Entries with figure data:
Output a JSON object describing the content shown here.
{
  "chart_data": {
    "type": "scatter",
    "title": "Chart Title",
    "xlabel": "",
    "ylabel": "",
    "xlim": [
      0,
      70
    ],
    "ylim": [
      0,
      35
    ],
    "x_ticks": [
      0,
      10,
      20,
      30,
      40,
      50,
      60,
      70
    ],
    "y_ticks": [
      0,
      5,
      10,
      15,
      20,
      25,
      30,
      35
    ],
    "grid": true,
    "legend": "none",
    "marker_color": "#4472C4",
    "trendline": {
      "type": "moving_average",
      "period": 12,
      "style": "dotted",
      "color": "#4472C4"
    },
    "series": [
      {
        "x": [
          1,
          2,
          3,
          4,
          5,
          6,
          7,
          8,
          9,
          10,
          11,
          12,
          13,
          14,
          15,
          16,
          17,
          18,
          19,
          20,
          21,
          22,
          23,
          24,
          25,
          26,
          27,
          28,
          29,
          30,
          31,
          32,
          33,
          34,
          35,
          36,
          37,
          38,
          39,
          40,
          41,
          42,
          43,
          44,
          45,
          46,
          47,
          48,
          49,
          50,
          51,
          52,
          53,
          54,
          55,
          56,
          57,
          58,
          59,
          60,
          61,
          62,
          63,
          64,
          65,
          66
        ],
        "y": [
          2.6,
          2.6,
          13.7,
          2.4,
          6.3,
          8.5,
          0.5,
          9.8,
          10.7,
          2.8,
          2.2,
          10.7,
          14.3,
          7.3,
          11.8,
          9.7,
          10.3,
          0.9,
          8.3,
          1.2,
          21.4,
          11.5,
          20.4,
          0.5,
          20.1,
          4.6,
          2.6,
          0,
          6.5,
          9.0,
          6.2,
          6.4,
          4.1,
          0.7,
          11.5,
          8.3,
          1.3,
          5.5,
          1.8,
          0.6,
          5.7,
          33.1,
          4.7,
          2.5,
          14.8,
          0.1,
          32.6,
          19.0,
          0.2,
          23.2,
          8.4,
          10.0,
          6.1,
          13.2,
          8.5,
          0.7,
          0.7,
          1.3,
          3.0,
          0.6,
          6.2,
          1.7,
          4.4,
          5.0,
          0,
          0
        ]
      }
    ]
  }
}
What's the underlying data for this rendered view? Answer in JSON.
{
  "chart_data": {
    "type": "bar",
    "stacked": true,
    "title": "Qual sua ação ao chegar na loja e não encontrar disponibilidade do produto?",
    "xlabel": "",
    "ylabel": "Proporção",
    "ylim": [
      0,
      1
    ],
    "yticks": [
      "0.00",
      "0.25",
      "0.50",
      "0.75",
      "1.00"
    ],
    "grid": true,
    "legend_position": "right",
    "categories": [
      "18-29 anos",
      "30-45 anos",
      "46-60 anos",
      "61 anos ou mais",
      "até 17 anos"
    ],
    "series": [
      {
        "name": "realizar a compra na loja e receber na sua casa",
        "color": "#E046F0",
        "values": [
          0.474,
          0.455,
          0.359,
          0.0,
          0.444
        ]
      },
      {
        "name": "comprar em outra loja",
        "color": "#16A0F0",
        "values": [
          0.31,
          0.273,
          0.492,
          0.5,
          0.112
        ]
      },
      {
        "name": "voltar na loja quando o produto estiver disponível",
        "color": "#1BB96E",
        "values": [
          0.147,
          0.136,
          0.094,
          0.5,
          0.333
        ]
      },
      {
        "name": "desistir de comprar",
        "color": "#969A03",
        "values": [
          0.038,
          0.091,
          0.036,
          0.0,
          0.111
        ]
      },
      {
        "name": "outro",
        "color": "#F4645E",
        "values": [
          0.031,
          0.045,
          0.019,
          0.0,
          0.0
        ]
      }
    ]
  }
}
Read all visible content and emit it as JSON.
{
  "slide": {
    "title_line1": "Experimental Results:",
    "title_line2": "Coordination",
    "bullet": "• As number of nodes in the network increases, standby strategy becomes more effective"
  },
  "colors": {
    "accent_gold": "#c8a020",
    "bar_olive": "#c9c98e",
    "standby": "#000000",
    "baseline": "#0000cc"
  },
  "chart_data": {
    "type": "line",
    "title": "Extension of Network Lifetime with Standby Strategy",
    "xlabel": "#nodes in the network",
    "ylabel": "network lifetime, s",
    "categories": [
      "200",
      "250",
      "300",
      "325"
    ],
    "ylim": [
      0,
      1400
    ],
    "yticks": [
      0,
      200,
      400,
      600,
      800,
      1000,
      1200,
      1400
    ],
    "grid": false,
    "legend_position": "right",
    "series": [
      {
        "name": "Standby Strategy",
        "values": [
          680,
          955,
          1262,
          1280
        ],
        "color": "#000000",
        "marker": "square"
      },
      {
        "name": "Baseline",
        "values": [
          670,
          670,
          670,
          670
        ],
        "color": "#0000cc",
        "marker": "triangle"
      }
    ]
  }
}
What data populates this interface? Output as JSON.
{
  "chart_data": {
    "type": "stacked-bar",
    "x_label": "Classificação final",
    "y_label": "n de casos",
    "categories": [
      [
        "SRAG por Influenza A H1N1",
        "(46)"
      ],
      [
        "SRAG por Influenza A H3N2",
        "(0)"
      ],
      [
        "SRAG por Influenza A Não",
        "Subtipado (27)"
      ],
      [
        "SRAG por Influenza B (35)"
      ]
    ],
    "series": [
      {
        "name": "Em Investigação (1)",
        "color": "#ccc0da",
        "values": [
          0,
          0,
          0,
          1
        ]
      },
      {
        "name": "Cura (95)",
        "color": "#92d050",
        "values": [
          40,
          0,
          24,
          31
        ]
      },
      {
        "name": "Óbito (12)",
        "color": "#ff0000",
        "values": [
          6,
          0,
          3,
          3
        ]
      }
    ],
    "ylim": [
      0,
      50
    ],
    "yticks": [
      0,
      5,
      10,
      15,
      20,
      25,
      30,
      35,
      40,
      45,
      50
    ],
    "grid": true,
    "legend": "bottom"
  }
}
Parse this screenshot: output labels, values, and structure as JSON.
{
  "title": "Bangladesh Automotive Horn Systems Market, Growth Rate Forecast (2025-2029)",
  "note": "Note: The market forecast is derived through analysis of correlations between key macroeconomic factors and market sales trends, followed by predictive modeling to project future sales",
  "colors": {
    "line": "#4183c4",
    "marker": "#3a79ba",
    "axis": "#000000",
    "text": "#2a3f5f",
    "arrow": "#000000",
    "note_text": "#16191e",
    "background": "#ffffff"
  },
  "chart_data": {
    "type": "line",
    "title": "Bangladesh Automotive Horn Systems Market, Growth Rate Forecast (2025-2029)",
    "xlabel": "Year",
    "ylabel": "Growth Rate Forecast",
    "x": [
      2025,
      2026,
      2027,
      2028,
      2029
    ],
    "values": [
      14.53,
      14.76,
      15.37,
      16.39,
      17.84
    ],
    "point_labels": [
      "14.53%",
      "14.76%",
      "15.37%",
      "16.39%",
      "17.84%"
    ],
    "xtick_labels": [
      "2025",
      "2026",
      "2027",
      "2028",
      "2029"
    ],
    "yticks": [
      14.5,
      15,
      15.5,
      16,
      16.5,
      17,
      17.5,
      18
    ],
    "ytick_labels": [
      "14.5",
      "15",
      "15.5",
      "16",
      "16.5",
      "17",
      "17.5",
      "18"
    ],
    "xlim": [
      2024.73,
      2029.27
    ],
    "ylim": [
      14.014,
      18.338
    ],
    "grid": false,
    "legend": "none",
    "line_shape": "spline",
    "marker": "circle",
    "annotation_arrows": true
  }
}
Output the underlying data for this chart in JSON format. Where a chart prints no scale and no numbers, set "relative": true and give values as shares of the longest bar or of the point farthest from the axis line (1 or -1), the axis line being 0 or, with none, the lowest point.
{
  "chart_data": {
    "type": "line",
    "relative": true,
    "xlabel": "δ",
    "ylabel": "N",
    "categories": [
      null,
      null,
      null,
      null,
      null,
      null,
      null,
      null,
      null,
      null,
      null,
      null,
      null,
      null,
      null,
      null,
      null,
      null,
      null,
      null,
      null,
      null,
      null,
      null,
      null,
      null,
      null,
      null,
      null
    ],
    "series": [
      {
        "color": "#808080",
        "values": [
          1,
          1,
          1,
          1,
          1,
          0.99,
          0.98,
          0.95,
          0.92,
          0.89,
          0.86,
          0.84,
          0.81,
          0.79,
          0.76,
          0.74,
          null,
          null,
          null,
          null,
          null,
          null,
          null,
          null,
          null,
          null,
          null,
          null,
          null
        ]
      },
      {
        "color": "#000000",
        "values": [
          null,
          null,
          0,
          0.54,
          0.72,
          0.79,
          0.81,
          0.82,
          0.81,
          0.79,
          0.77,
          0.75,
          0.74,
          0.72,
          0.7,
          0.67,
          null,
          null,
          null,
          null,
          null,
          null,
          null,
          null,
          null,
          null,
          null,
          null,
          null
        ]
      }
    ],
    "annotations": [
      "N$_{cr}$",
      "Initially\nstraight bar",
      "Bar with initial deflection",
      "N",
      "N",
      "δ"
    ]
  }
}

■ **SHORT TASK**:
From the entries, copy out each line containing the word "Systems".

■ **SOLUTION**:
  "title": "Bangladesh Automotive Horn Systems Market, Growth Rate Forecast (2025-2029)",
    "title": "Bangladesh Automotive Horn Systems Market, Growth Rate Forecast (2025-2029)",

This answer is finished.